What the task requires
Set down the material below in full, matching it exactly.

Source records

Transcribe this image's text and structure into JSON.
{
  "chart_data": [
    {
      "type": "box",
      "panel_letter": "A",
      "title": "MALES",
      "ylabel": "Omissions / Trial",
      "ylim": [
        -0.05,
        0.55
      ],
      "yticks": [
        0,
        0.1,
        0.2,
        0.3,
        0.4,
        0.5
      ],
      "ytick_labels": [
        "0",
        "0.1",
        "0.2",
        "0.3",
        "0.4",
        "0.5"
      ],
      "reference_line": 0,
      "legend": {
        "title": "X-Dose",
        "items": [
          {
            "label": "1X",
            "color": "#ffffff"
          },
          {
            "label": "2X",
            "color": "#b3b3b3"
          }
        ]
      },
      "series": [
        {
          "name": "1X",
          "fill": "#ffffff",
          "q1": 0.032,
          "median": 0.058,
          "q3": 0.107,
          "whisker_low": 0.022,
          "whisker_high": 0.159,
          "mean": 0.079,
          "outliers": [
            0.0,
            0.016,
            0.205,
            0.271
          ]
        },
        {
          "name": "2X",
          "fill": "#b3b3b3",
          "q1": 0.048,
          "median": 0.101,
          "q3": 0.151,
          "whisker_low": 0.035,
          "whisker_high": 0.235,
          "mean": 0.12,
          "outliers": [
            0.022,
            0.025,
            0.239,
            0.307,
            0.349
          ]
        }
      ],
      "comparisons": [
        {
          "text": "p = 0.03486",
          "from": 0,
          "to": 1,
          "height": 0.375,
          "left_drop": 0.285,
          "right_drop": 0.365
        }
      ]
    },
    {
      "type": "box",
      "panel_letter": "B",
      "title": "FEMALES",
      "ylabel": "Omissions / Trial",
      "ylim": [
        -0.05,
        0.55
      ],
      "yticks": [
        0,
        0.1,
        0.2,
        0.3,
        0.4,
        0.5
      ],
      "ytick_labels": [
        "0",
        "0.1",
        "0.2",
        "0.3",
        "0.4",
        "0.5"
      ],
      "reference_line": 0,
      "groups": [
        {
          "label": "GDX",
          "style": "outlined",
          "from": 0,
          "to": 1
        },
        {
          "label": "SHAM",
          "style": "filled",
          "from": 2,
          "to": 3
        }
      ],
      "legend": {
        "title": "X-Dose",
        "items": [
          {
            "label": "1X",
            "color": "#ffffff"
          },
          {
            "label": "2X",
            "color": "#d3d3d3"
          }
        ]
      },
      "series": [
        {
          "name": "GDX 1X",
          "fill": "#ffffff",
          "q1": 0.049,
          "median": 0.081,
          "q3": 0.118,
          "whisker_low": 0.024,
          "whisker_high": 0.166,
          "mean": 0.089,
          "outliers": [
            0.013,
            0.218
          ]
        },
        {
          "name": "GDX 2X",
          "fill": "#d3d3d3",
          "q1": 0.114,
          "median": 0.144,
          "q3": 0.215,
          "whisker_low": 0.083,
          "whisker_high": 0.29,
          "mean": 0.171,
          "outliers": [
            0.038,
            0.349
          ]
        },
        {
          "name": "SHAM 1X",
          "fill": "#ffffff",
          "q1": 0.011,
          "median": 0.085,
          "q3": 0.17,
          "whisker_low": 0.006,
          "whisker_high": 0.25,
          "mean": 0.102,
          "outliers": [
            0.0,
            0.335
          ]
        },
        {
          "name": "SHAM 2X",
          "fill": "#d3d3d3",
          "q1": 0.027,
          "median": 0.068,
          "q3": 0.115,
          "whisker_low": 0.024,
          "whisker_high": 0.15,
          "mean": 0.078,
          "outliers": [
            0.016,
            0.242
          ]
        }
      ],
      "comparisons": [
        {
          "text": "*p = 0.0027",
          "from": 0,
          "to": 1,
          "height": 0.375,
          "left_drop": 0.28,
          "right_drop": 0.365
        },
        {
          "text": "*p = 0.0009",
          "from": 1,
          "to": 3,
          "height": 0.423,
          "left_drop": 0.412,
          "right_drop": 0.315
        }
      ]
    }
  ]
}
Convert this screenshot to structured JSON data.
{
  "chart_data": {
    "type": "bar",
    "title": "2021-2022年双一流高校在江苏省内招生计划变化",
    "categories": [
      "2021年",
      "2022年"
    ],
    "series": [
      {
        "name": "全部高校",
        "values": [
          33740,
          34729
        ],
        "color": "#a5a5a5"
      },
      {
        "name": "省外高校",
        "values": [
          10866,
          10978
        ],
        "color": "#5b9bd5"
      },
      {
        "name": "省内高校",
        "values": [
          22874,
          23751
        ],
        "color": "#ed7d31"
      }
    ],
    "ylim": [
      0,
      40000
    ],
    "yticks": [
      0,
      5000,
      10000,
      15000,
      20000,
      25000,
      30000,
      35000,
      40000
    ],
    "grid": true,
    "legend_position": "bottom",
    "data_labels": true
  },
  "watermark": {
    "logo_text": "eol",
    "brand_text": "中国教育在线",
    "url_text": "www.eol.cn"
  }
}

Task response
Transcribe this image's text and structure into JSON.
{
  "chart_data": [
    {
      "type": "box",
      "panel_letter": "A",
      "title": "MALES",
      "ylabel": "Omissions / Trial",
      "ylim": [
        -0.05,
        0.55
      ],
      "yticks": [
        0,
        0.1,
        0.2,
        0.3,
        0.4,
        0.5
      ],
      "ytick_labels": [
        "0",
        "0.1",
        "0.2",
        "0.3",
        "0.4",
        "0.5"
      ],
      "reference_line": 0,
      "legend": {
        "title": "X-Dose",
        "items": [
          {
            "label": "1X",
            "color": "#ffffff"
          },
          {
            "label": "2X",
            "color": "#b3b3b3"
          }
        ]
      },
      "series": [
        {
          "name": "1X",
          "fill": "#ffffff",
          "q1": 0.032,
          "median": 0.058,
          "q3": 0.107,
          "whisker_low": 0.022,
          "whisker_high": 0.159,
          "mean": 0.079,
          "outliers": [
            0.0,
            0.016,
            0.205,
            0.271
          ]
        },
        {
          "name": "2X",
          "fill": "#b3b3b3",
          "q1": 0.048,
          "median": 0.101,
          "q3": 0.151,
          "whisker_low": 0.035,
          "whisker_high": 0.235,
          "mean": 0.12,
          "outliers": [
            0.022,
            0.025,
            0.239,
            0.307,
            0.349
          ]
        }
      ],
      "comparisons": [
        {
          "text": "p = 0.03486",
          "from": 0,
          "to": 1,
          "height": 0.375,
          "left_drop": 0.285,
          "right_drop": 0.365
        }
      ]
    },
    {
      "type": "box",
      "panel_letter": "B",
      "title": "FEMALES",
      "ylabel": "Omissions / Trial",
      "ylim": [
        -0.05,
        0.55
      ],
      "yticks": [
        0,
        0.1,
        0.2,
        0.3,
        0.4,
        0.5
      ],
      "ytick_labels": [
        "0",
        "0.1",
        "0.2",
        "0.3",
        "0.4",
        "0.5"
      ],
      "reference_line": 0,
      "groups": [
        {
          "label": "GDX",
          "style": "outlined",
          "from": 0,
          "to": 1
        },
        {
          "label": "SHAM",
          "style": "filled",
          "from": 2,
          "to": 3
        }
      ],
      "legend": {
        "title": "X-Dose",
        "items": [
          {
            "label": "1X",
            "color": "#ffffff"
          },
          {
            "label": "2X",
            "color": "#d3d3d3"
          }
        ]
      },
      "series": [
        {
          "name": "GDX 1X",
          "fill": "#ffffff",
          "q1": 0.049,
          "median": 0.081,
          "q3": 0.118,
          "whisker_low": 0.024,
          "whisker_high": 0.166,
          "mean": 0.089,
          "outliers": [
            0.013,
            0.218
          ]
        },
        {
          "name": "GDX 2X",
          "fill": "#d3d3d3",
          "q1": 0.114,
          "median": 0.144,
          "q3": 0.215,
          "whisker_low": 0.083,
          "whisker_high": 0.29,
          "mean": 0.171,
          "outliers": [
            0.038,
            0.349
          ]
        },
        {
          "name": "SHAM 1X",
          "fill": "#ffffff",
          "q1": 0.011,
          "median": 0.085,
          "q3": 0.17,
          "whisker_low": 0.006,
          "whisker_high": 0.25,
          "mean": 0.102,
          "outliers": [
            0.0,
            0.335
          ]
        },
        {
          "name": "SHAM 2X",
          "fill": "#d3d3d3",
          "q1": 0.027,
          "median": 0.068,
          "q3": 0.115,
          "whisker_low": 0.024,
          "whisker_high": 0.15,
          "mean": 0.078,
          "outliers": [
            0.016,
            0.242
          ]
        }
      ],
      "comparisons": [
        {
          "text": "*p = 0.0027",
          "from": 0,
          "to": 1,
          "height": 0.375,
          "left_drop": 0.28,
          "right_drop": 0.365
        },
        {
          "text": "*p = 0.0009",
          "from": 1,
          "to": 3,
          "height": 0.423,
          "left_drop": 0.412,
          "right_drop": 0.315
        }
      ]
    }
  ]
}
Convert this screenshot to structured JSON data.
{
  "chart_data": {
    "type": "bar",
    "title": "2021-2022年双一流高校在江苏省内招生计划变化",
    "categories": [
      "2021年",
      "2022年"
    ],
    "series": [
      {
        "name": "全部高校",
        "values": [
          33740,
          34729
        ],
        "color": "#a5a5a5"
      },
      {
        "name": "省外高校",
        "values": [
          10866,
          10978
        ],
        "color": "#5b9bd5"
      },
      {
        "name": "省内高校",
        "values": [
          22874,
          23751
        ],
        "color": "#ed7d31"
      }
    ],
    "ylim": [
      0,
      40000
    ],
    "yticks": [
      0,
      5000,
      10000,
      15000,
      20000,
      25000,
      30000,
      35000,
      40000
    ],
    "grid": true,
    "legend_position": "bottom",
    "data_labels": true
  },
  "watermark": {
    "logo_text": "eol",
    "brand_text": "中国教育在线",
    "url_text": "www.eol.cn"
  }
}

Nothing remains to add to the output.